◆ LISTED ENTRIES:
• • •

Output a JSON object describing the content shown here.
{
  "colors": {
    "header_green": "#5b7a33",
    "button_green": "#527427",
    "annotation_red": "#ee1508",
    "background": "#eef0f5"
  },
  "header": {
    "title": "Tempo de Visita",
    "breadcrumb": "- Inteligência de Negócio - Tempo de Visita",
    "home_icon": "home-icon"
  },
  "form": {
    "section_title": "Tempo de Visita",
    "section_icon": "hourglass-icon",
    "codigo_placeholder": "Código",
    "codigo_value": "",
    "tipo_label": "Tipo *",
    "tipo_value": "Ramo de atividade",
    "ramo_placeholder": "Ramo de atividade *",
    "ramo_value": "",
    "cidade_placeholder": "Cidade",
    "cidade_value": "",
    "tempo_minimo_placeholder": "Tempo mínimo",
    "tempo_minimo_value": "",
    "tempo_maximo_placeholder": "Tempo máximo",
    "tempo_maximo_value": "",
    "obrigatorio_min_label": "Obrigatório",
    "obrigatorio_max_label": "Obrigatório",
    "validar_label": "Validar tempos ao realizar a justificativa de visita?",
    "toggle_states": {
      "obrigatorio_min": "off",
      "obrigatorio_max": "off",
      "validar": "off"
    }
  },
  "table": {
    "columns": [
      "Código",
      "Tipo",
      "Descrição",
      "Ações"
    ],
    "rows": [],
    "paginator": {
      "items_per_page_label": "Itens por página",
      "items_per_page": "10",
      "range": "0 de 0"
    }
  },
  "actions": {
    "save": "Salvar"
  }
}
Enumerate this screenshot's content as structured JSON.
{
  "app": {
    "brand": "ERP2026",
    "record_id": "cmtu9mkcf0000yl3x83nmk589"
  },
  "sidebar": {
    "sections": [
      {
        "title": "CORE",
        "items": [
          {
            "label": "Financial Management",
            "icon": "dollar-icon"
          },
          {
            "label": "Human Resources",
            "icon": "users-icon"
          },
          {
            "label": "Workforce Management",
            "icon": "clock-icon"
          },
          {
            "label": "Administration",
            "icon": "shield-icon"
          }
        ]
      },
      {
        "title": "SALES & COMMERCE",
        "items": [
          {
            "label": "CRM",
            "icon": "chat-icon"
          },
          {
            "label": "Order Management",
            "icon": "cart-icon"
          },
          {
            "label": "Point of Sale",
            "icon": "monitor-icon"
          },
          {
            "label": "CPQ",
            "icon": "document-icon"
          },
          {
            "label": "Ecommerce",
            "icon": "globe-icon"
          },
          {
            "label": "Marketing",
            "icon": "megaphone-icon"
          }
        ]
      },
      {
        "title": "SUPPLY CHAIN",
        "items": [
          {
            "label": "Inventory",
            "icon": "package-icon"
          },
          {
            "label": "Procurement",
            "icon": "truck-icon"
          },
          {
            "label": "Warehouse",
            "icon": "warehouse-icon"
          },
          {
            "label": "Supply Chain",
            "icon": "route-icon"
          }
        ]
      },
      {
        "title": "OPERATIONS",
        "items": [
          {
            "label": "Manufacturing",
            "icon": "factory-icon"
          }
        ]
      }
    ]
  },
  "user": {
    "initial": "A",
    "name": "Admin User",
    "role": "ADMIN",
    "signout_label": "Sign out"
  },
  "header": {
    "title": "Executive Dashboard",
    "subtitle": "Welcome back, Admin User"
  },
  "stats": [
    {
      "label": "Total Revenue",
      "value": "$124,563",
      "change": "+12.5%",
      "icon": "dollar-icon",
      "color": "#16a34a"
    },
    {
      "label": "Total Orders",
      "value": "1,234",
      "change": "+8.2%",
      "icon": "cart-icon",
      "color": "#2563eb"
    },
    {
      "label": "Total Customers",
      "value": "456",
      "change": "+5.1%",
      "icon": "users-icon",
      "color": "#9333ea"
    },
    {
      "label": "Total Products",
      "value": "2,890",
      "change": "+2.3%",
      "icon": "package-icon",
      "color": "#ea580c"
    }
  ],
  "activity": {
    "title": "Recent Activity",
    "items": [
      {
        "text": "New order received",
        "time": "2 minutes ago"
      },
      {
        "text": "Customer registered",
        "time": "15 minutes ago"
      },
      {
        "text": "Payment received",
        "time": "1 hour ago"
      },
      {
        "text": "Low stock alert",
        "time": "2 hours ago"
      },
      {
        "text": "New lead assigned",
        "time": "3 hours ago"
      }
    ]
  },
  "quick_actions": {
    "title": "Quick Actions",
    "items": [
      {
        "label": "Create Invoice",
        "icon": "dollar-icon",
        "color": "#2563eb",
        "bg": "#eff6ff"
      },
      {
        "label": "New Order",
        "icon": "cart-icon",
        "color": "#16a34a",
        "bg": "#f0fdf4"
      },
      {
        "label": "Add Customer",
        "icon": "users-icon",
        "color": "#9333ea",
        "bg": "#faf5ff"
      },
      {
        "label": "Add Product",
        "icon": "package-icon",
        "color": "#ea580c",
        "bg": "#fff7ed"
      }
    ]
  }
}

• • •

◆ PROBLEM DESCRIPTION: From the listing above, extract every line exactly as it stands.

◆ TASK ANSWER:
Output a JSON object describing the content shown here.
{
  "colors": {
    "header_green": "#5b7a33",
    "button_green": "#527427",
    "annotation_red": "#ee1508",
    "background": "#eef0f5"
  },
  "header": {
    "title": "Tempo de Visita",
    "breadcrumb": "- Inteligência de Negócio - Tempo de Visita",
    "home_icon": "home-icon"
  },
  "form": {
    "section_title": "Tempo de Visita",
    "section_icon": "hourglass-icon",
    "codigo_placeholder": "Código",
    "codigo_value": "",
    "tipo_label": "Tipo *",
    "tipo_value": "Ramo de atividade",
    "ramo_placeholder": "Ramo de atividade *",
    "ramo_value": "",
    "cidade_placeholder": "Cidade",
    "cidade_value": "",
    "tempo_minimo_placeholder": "Tempo mínimo",
    "tempo_minimo_value": "",
    "tempo_maximo_placeholder": "Tempo máximo",
    "tempo_maximo_value": "",
    "obrigatorio_min_label": "Obrigatório",
    "obrigatorio_max_label": "Obrigatório",
    "validar_label": "Validar tempos ao realizar a justificativa de visita?",
    "toggle_states": {
      "obrigatorio_min": "off",
      "obrigatorio_max": "off",
      "validar": "off"
    }
  },
  "table": {
    "columns": [
      "Código",
      "Tipo",
      "Descrição",
      "Ações"
    ],
    "rows": [],
    "paginator": {
      "items_per_page_label": "Itens por página",
      "items_per_page": "10",
      "range": "0 de 0"
    }
  },
  "actions": {
    "save": "Salvar"
  }
}
Enumerate this screenshot's content as structured JSON.
{
  "app": {
    "brand": "ERP2026",
    "record_id": "cmtu9mkcf0000yl3x83nmk589"
  },
  "sidebar": {
    "sections": [
      {
        "title": "CORE",
        "items": [
          {
            "label": "Financial Management",
            "icon": "dollar-icon"
          },
          {
            "label": "Human Resources",
            "icon": "users-icon"
          },
          {
            "label": "Workforce Management",
            "icon": "clock-icon"
          },
          {
            "label": "Administration",
            "icon": "shield-icon"
          }
        ]
      },
      {
        "title": "SALES & COMMERCE",
        "items": [
          {
            "label": "CRM",
            "icon": "chat-icon"
          },
          {
            "label": "Order Management",
            "icon": "cart-icon"
          },
          {
            "label": "Point of Sale",
            "icon": "monitor-icon"
          },
          {
            "label": "CPQ",
            "icon": "document-icon"
          },
          {
            "label": "Ecommerce",
            "icon": "globe-icon"
          },
          {
            "label": "Marketing",
            "icon": "megaphone-icon"
          }
        ]
      },
      {
        "title": "SUPPLY CHAIN",
        "items": [
          {
            "label": "Inventory",
            "icon": "package-icon"
          },
          {
            "label": "Procurement",
            "icon": "truck-icon"
          },
          {
            "label": "Warehouse",
            "icon": "warehouse-icon"
          },
          {
            "label": "Supply Chain",
            "icon": "route-icon"
          }
        ]
      },
      {
        "title": "OPERATIONS",
        "items": [
          {
            "label": "Manufacturing",
            "icon": "factory-icon"
          }
        ]
      }
    ]
  },
  "user": {
    "initial": "A",
    "name": "Admin User",
    "role": "ADMIN",
    "signout_label": "Sign out"
  },
  "header": {
    "title": "Executive Dashboard",
    "subtitle": "Welcome back, Admin User"
  },
  "stats": [
    {
      "label": "Total Revenue",
      "value": "$124,563",
      "change": "+12.5%",
      "icon": "dollar-icon",
      "color": "#16a34a"
    },
    {
      "label": "Total Orders",
      "value": "1,234",
      "change": "+8.2%",
      "icon": "cart-icon",
      "color": "#2563eb"
    },
    {
      "label": "Total Customers",
      "value": "456",
      "change": "+5.1%",
      "icon": "users-icon",
      "color": "#9333ea"
    },
    {
      "label": "Total Products",
      "value": "2,890",
      "change": "+2.3%",
      "icon": "package-icon",
      "color": "#ea580c"
    }
  ],
  "activity": {
    "title": "Recent Activity",
    "items": [
      {
        "text": "New order received",
        "time": "2 minutes ago"
      },
      {
        "text": "Customer registered",
        "time": "15 minutes ago"
      },
      {
        "text": "Payment received",
        "time": "1 hour ago"
      },
      {
        "text": "Low stock alert",
        "time": "2 hours ago"
      },
      {
        "text": "New lead assigned",
        "time": "3 hours ago"
      }
    ]
  },
  "quick_actions": {
    "title": "Quick Actions",
    "items": [
      {
        "label": "Create Invoice",
        "icon": "dollar-icon",
        "color": "#2563eb",
        "bg": "#eff6ff"
      },
      {
        "label": "New Order",
        "icon": "cart-icon",
        "color": "#16a34a",
        "bg": "#f0fdf4"
      },
      {
        "label": "Add Customer",
        "icon": "users-icon",
        "color": "#9333ea",
        "bg": "#faf5ff"
      },
      {
        "label": "Add Product",
        "icon": "package-icon",
        "color": "#ea580c",
        "bg": "#fff7ed"
      }
    ]
  }
}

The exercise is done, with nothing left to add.